**Texto en estudio**
================================

Varias horas después, cuando finalmente llegamos al hospital, encontramos a la familia de mi yerno ya allí. La mayoría de nosotros teníamos los teléfonos en las manos, atentos a cada vibración, esperando cualquier noticia. Aunque intentábamos conversar calmadamente, era evidente que por dentro estábamos llenos de nervios y ansiedad.
“Parece que el parto aún tardará algunas horas,” comentó el suegro de Emily después de leer un mensaje de su hijo. “¿Quieren ir a almorzar?”
Los tenedores tintineaban contra los platos, las conversaciones fluían y las risas llenaban el ambiente mientras compartíamos no solo la comida, sino también un sentimiento de unidad y familiaridad. Justo al terminar el almuerzo, nos llegó la noticia de que mi hija casi estaba lista para empezar a pujar. Nos apresuramos a recoger todo y volvimos rápidamente al hospital.

================================

**Datos proporcionados**
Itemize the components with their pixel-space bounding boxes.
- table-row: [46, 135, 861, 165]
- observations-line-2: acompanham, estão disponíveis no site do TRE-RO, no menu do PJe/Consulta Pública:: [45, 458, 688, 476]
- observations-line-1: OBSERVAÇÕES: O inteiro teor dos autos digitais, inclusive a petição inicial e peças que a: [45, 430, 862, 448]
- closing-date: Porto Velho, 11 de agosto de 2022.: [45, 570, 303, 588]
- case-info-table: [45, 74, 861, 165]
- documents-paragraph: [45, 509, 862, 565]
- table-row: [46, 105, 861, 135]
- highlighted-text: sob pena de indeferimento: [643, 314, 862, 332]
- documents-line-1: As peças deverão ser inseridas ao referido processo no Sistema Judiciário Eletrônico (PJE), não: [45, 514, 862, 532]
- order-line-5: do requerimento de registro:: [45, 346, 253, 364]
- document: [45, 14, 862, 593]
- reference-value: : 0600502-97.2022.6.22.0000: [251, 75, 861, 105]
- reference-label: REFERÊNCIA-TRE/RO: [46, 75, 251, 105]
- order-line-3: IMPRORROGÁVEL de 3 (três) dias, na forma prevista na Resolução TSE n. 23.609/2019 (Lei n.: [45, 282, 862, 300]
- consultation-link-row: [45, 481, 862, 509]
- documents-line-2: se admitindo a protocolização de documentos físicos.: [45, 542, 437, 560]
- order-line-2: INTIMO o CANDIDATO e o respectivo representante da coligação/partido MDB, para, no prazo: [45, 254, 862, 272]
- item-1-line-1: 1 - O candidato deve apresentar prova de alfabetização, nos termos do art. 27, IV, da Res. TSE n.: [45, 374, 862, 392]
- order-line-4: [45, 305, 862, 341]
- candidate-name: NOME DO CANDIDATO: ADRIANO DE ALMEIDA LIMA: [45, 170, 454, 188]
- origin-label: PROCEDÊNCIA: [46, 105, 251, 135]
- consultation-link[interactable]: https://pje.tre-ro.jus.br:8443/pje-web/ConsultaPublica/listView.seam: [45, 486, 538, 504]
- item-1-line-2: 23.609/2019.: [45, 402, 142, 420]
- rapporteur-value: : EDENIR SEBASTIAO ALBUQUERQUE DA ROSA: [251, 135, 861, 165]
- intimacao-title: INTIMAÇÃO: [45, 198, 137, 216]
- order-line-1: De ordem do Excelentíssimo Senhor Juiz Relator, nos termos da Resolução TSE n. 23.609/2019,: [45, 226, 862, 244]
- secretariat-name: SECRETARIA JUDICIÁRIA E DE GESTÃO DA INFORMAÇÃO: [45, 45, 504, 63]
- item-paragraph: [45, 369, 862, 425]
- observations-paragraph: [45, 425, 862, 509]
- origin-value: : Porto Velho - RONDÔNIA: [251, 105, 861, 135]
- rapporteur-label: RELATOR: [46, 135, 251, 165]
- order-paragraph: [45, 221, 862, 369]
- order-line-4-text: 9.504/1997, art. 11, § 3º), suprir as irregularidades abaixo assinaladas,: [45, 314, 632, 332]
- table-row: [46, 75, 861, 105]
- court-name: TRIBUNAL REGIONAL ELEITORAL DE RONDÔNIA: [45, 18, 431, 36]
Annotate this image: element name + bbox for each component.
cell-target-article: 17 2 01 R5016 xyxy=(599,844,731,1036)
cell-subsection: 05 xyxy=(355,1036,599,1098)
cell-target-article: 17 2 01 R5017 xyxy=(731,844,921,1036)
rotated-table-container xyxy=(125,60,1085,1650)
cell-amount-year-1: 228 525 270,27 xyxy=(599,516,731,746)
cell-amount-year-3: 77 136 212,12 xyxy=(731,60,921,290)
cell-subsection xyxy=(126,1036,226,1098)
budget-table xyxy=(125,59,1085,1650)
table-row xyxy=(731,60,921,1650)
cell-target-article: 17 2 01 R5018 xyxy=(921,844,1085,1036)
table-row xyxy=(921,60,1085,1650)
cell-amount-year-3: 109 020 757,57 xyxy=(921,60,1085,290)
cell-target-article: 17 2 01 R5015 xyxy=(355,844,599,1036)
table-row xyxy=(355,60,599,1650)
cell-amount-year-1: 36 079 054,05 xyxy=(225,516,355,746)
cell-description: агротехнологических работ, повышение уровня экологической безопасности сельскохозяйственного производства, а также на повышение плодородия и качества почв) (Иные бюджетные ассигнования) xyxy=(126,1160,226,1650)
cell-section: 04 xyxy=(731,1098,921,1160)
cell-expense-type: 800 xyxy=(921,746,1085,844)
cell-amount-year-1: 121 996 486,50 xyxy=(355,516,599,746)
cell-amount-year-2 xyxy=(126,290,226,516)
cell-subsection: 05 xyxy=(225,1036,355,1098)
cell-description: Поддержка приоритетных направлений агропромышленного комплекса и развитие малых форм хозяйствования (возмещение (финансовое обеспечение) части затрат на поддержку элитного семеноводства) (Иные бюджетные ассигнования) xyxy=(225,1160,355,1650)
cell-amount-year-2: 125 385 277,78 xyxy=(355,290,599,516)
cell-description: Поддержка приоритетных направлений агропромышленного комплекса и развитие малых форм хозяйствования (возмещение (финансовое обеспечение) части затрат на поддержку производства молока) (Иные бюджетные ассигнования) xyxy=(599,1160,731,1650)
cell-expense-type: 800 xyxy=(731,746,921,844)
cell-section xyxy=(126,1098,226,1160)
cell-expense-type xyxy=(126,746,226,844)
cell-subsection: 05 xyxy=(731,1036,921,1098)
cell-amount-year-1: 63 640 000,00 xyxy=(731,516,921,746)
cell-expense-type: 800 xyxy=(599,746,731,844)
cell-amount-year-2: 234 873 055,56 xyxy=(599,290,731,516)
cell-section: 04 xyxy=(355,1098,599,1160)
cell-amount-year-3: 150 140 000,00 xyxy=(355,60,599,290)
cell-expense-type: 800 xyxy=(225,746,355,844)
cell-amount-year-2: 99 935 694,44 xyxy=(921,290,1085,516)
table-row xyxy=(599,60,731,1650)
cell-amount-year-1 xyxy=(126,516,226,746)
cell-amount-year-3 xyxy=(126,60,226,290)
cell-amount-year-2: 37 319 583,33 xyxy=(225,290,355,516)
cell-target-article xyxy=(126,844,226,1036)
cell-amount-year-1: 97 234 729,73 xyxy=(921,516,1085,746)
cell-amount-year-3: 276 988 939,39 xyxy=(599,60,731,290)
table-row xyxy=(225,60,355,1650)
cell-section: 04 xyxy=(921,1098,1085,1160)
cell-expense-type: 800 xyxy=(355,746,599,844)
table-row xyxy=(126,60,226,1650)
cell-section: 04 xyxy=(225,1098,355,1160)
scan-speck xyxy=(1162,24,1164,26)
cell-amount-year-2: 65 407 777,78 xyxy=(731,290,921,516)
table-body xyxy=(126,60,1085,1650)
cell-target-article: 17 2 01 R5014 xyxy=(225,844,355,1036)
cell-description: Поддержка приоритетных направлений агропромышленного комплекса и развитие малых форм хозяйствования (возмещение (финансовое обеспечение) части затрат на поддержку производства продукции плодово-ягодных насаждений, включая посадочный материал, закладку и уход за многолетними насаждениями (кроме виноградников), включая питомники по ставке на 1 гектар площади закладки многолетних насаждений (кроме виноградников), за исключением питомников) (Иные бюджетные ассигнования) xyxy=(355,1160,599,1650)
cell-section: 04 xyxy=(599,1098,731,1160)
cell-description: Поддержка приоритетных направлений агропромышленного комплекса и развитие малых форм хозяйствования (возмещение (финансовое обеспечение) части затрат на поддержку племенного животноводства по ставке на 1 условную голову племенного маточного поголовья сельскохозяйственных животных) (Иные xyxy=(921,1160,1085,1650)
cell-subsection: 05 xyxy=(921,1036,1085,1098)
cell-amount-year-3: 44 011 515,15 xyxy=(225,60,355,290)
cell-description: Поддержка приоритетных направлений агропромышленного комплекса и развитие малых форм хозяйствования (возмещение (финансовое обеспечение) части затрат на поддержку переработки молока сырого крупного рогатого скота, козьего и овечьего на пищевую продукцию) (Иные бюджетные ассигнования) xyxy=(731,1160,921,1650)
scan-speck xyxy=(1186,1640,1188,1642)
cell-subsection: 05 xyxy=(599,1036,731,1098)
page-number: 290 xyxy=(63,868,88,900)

================================

**Complete lo siguiente**
A. Transcriba literalmente el fragmento del texto en estudio que comienza con "Varias horas después, cuando" y continúa hasta "nervios y ansiedad.".
B. En la oración del texto en estudio que describe el almuerzo, enumere los sujetos que aparecen antes de la palabra «mientras» e indique lo que hace cada uno.
Para resolver estas tareas no hace falta consultar los datos.

**Respuestas numeradas**
A.
Varias horas después, cuando finalmente llegamos al hospital, encontramos a la familia de mi yerno ya allí. La mayoría de nosotros teníamos los teléfonos en las manos, atentos a cada vibración, esperando cualquier noticia. Aunque intentábamos conversar calmadamente, era evidente que por dentro estábamos llenos de nervios y ansiedad.

B.
- Los tenedores: tintineaban contra los platos.
- Las conversaciones: fluían.
- Las risas: llenaban el ambiente.